* Given request *
Exactly reproduce the lines that follow.

(Dataset items)
^^^^^^^^^^^^^^^^

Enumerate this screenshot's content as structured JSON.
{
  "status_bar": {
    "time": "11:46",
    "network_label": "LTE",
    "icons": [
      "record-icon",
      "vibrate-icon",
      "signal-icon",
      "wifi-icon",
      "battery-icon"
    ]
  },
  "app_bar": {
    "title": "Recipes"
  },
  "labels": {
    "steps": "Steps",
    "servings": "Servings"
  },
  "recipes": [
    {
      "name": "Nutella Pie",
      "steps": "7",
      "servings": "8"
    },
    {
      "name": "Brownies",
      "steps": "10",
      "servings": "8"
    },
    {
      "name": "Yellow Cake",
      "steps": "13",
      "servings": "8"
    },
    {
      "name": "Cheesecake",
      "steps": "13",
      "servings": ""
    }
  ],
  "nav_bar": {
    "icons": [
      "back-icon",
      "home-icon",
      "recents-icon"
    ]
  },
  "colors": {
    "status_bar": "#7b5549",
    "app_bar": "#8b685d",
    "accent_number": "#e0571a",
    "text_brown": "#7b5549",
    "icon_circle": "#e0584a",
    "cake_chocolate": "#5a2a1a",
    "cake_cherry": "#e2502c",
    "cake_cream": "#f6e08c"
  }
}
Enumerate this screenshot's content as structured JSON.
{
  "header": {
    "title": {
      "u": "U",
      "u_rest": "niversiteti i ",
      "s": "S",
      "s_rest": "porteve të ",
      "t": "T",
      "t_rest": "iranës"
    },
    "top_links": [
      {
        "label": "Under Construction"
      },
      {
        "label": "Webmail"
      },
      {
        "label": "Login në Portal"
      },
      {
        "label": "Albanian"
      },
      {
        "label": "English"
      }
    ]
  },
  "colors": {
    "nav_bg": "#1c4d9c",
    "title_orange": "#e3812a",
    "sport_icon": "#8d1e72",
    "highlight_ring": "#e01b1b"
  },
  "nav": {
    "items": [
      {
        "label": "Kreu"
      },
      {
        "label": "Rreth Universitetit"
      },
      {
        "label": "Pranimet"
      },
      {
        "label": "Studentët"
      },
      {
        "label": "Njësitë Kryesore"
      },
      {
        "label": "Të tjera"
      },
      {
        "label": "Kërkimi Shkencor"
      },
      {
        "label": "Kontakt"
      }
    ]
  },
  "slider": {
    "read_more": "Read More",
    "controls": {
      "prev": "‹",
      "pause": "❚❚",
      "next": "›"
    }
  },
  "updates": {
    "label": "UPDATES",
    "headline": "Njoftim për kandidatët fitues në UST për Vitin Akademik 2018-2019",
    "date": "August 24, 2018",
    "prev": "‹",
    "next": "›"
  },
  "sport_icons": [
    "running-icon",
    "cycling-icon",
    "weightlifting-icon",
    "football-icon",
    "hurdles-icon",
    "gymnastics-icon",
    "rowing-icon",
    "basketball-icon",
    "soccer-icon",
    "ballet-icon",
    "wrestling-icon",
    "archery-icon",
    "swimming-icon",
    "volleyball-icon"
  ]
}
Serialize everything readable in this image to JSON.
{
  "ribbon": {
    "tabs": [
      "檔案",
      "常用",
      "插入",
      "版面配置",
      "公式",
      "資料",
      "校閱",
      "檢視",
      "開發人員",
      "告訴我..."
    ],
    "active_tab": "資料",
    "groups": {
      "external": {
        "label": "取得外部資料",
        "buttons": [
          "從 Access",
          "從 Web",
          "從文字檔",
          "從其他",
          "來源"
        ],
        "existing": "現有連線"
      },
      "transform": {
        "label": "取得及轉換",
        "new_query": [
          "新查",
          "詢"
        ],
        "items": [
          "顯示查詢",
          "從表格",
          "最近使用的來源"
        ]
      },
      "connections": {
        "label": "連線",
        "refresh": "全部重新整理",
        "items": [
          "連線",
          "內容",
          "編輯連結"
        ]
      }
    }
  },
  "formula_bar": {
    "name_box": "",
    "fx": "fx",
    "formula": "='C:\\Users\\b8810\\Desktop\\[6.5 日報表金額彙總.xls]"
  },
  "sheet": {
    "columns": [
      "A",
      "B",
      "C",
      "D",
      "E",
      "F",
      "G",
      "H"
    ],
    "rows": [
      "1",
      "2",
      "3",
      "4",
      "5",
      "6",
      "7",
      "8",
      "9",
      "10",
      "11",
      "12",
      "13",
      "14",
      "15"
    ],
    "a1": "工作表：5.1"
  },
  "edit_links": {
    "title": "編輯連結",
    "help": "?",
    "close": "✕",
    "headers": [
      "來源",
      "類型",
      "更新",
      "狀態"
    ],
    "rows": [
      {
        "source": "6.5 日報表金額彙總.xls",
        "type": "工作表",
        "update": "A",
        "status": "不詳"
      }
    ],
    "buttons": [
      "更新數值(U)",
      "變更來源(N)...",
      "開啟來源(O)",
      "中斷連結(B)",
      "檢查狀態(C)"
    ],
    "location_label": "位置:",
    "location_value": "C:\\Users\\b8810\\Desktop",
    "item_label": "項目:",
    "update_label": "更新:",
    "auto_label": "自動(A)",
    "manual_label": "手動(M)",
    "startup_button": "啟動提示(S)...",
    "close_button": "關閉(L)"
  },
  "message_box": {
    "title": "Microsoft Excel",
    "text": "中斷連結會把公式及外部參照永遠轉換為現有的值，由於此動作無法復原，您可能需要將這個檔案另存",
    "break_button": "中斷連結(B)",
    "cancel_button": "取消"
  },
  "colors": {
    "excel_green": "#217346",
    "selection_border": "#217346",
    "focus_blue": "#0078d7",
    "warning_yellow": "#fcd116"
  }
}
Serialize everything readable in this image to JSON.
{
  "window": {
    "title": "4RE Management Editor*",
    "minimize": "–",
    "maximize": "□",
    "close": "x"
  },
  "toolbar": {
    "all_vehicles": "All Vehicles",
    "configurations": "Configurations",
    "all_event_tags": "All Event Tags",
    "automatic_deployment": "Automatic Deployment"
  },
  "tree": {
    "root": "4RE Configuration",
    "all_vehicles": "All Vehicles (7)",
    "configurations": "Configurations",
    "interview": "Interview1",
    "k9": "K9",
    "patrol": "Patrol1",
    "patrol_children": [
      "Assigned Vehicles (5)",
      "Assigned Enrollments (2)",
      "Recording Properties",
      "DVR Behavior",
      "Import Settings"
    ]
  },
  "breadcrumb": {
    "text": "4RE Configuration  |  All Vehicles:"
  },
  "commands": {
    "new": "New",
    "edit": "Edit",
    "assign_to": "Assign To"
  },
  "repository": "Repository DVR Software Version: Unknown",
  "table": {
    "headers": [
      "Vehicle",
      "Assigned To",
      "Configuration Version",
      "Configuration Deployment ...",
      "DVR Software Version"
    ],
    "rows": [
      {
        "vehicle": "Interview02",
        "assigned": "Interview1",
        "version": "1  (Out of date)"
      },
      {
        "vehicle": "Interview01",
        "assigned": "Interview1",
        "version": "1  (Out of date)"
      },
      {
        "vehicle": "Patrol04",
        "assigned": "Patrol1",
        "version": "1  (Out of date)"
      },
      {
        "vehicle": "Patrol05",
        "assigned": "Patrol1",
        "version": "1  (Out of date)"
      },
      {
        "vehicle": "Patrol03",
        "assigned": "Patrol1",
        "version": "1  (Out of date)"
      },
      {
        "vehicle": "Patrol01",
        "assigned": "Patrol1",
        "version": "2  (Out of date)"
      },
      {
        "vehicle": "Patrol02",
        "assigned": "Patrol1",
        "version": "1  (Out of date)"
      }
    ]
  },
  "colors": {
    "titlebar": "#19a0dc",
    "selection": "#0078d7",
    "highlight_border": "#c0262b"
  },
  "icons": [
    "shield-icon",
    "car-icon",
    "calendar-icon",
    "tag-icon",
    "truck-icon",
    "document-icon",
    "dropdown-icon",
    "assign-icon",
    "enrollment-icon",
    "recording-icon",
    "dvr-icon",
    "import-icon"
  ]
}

^^^^^^^^^^^^^^^^

* Written solution *
Enumerate this screenshot's content as structured JSON.
{
  "status_bar": {
    "time": "11:46",
    "network_label": "LTE",
    "icons": [
      "record-icon",
      "vibrate-icon",
      "signal-icon",
      "wifi-icon",
      "battery-icon"
    ]
  },
  "app_bar": {
    "title": "Recipes"
  },
  "labels": {
    "steps": "Steps",
    "servings": "Servings"
  },
  "recipes": [
    {
      "name": "Nutella Pie",
      "steps": "7",
      "servings": "8"
    },
    {
      "name": "Brownies",
      "steps": "10",
      "servings": "8"
    },
    {
      "name": "Yellow Cake",
      "steps": "13",
      "servings": "8"
    },
    {
      "name": "Cheesecake",
      "steps": "13",
      "servings": ""
    }
  ],
  "nav_bar": {
    "icons": [
      "back-icon",
      "home-icon",
      "recents-icon"
    ]
  },
  "colors": {
    "status_bar": "#7b5549",
    "app_bar": "#8b685d",
    "accent_number": "#e0571a",
    "text_brown": "#7b5549",
    "icon_circle": "#e0584a",
    "cake_chocolate": "#5a2a1a",
    "cake_cherry": "#e2502c",
    "cake_cream": "#f6e08c"
  }
}
Enumerate this screenshot's content as structured JSON.
{
  "header": {
    "title": {
      "u": "U",
      "u_rest": "niversiteti i ",
      "s": "S",
      "s_rest": "porteve të ",
      "t": "T",
      "t_rest": "iranës"
    },
    "top_links": [
      {
        "label": "Under Construction"
      },
      {
        "label": "Webmail"
      },
      {
        "label": "Login në Portal"
      },
      {
        "label": "Albanian"
      },
      {
        "label": "English"
      }
    ]
  },
  "colors": {
    "nav_bg": "#1c4d9c",
    "title_orange": "#e3812a",
    "sport_icon": "#8d1e72",
    "highlight_ring": "#e01b1b"
  },
  "nav": {
    "items": [
      {
        "label": "Kreu"
      },
      {
        "label": "Rreth Universitetit"
      },
      {
        "label": "Pranimet"
      },
      {
        "label": "Studentët"
      },
      {
        "label": "Njësitë Kryesore"
      },
      {
        "label": "Të tjera"
      },
      {
        "label": "Kërkimi Shkencor"
      },
      {
        "label": "Kontakt"
      }
    ]
  },
  "slider": {
    "read_more": "Read More",
    "controls": {
      "prev": "‹",
      "pause": "❚❚",
      "next": "›"
    }
  },
  "updates": {
    "label": "UPDATES",
    "headline": "Njoftim për kandidatët fitues në UST për Vitin Akademik 2018-2019",
    "date": "August 24, 2018",
    "prev": "‹",
    "next": "›"
  },
  "sport_icons": [
    "running-icon",
    "cycling-icon",
    "weightlifting-icon",
    "football-icon",
    "hurdles-icon",
    "gymnastics-icon",
    "rowing-icon",
    "basketball-icon",
    "soccer-icon",
    "ballet-icon",
    "wrestling-icon",
    "archery-icon",
    "swimming-icon",
    "volleyball-icon"
  ]
}
Serialize everything readable in this image to JSON.
{
  "ribbon": {
    "tabs": [
      "檔案",
      "常用",
      "插入",
      "版面配置",
      "公式",
      "資料",
      "校閱",
      "檢視",
      "開發人員",
      "告訴我..."
    ],
    "active_tab": "資料",
    "groups": {
      "external": {
        "label": "取得外部資料",
        "buttons": [
          "從 Access",
          "從 Web",
          "從文字檔",
          "從其他",
          "來源"
        ],
        "existing": "現有連線"
      },
      "transform": {
        "label": "取得及轉換",
        "new_query": [
          "新查",
          "詢"
        ],
        "items": [
          "顯示查詢",
          "從表格",
          "最近使用的來源"
        ]
      },
      "connections": {
        "label": "連線",
        "refresh": "全部重新整理",
        "items": [
          "連線",
          "內容",
          "編輯連結"
        ]
      }
    }
  },
  "formula_bar": {
    "name_box": "",
    "fx": "fx",
    "formula": "='C:\\Users\\b8810\\Desktop\\[6.5 日報表金額彙總.xls]"
  },
  "sheet": {
    "columns": [
      "A",
      "B",
      "C",
      "D",
      "E",
      "F",
      "G",
      "H"
    ],
    "rows": [
      "1",
      "2",
      "3",
      "4",
      "5",
      "6",
      "7",
      "8",
      "9",
      "10",
      "11",
      "12",
      "13",
      "14",
      "15"
    ],
    "a1": "工作表：5.1"
  },
  "edit_links": {
    "title": "編輯連結",
    "help": "?",
    "close": "✕",
    "headers": [
      "來源",
      "類型",
      "更新",
      "狀態"
    ],
    "rows": [
      {
        "source": "6.5 日報表金額彙總.xls",
        "type": "工作表",
        "update": "A",
        "status": "不詳"
      }
    ],
    "buttons": [
      "更新數值(U)",
      "變更來源(N)...",
      "開啟來源(O)",
      "中斷連結(B)",
      "檢查狀態(C)"
    ],
    "location_label": "位置:",
    "location_value": "C:\\Users\\b8810\\Desktop",
    "item_label": "項目:",
    "update_label": "更新:",
    "auto_label": "自動(A)",
    "manual_label": "手動(M)",
    "startup_button": "啟動提示(S)...",
    "close_button": "關閉(L)"
  },
  "message_box": {
    "title": "Microsoft Excel",
    "text": "中斷連結會把公式及外部參照永遠轉換為現有的值，由於此動作無法復原，您可能需要將這個檔案另存",
    "break_button": "中斷連結(B)",
    "cancel_button": "取消"
  },
  "colors": {
    "excel_green": "#217346",
    "selection_border": "#217346",
    "focus_blue": "#0078d7",
    "warning_yellow": "#fcd116"
  }
}
Serialize everything readable in this image to JSON.
{
  "window": {
    "title": "4RE Management Editor*",
    "minimize": "–",
    "maximize": "□",
    "close": "x"
  },
  "toolbar": {
    "all_vehicles": "All Vehicles",
    "configurations": "Configurations",
    "all_event_tags": "All Event Tags",
    "automatic_deployment": "Automatic Deployment"
  },
  "tree": {
    "root": "4RE Configuration",
    "all_vehicles": "All Vehicles (7)",
    "configurations": "Configurations",
    "interview": "Interview1",
    "k9": "K9",
    "patrol": "Patrol1",
    "patrol_children": [
      "Assigned Vehicles (5)",
      "Assigned Enrollments (2)",
      "Recording Properties",
      "DVR Behavior",
      "Import Settings"
    ]
  },
  "breadcrumb": {
    "text": "4RE Configuration  |  All Vehicles:"
  },
  "commands": {
    "new": "New",
    "edit": "Edit",
    "assign_to": "Assign To"
  },
  "repository": "Repository DVR Software Version: Unknown",
  "table": {
    "headers": [
      "Vehicle",
      "Assigned To",
      "Configuration Version",
      "Configuration Deployment ...",
      "DVR Software Version"
    ],
    "rows": [
      {
        "vehicle": "Interview02",
        "assigned": "Interview1",
        "version": "1  (Out of date)"
      },
      {
        "vehicle": "Interview01",
        "assigned": "Interview1",
        "version": "1  (Out of date)"
      },
      {
        "vehicle": "Patrol04",
        "assigned": "Patrol1",
        "version": "1  (Out of date)"
      },
      {
        "vehicle": "Patrol05",
        "assigned": "Patrol1",
        "version": "1  (Out of date)"
      },
      {
        "vehicle": "Patrol03",
        "assigned": "Patrol1",
        "version": "1  (Out of date)"
      },
      {
        "vehicle": "Patrol01",
        "assigned": "Patrol1",
        "version": "2  (Out of date)"
      },
      {
        "vehicle": "Patrol02",
        "assigned": "Patrol1",
        "version": "1  (Out of date)"
      }
    ]
  },
  "colors": {
    "titlebar": "#19a0dc",
    "selection": "#0078d7",
    "highlight_border": "#c0262b"
  },
  "icons": [
    "shield-icon",
    "car-icon",
    "calendar-icon",
    "tag-icon",
    "truck-icon",
    "document-icon",
    "dropdown-icon",
    "assign-icon",
    "enrollment-icon",
    "recording-icon",
    "dvr-icon",
    "import-icon"
  ]
}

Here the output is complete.